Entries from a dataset
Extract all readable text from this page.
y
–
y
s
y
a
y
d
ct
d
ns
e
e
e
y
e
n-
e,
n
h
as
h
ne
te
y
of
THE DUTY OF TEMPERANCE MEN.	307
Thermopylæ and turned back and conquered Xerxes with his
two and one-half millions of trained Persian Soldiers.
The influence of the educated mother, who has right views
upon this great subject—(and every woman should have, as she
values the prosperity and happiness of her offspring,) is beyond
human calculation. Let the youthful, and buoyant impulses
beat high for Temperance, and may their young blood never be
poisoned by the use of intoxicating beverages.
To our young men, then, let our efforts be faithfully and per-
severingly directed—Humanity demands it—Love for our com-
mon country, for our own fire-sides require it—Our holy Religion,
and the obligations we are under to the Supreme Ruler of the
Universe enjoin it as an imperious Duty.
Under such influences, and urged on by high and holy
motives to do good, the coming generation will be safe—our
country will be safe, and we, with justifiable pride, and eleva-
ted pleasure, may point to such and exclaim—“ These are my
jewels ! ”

*Exercise directions*:
List all lines where "safe" occurs.

*The answer*:
motives to do good, the coming generation will be safe—our
country will be safe, and we, with justifiable pride, and eleva-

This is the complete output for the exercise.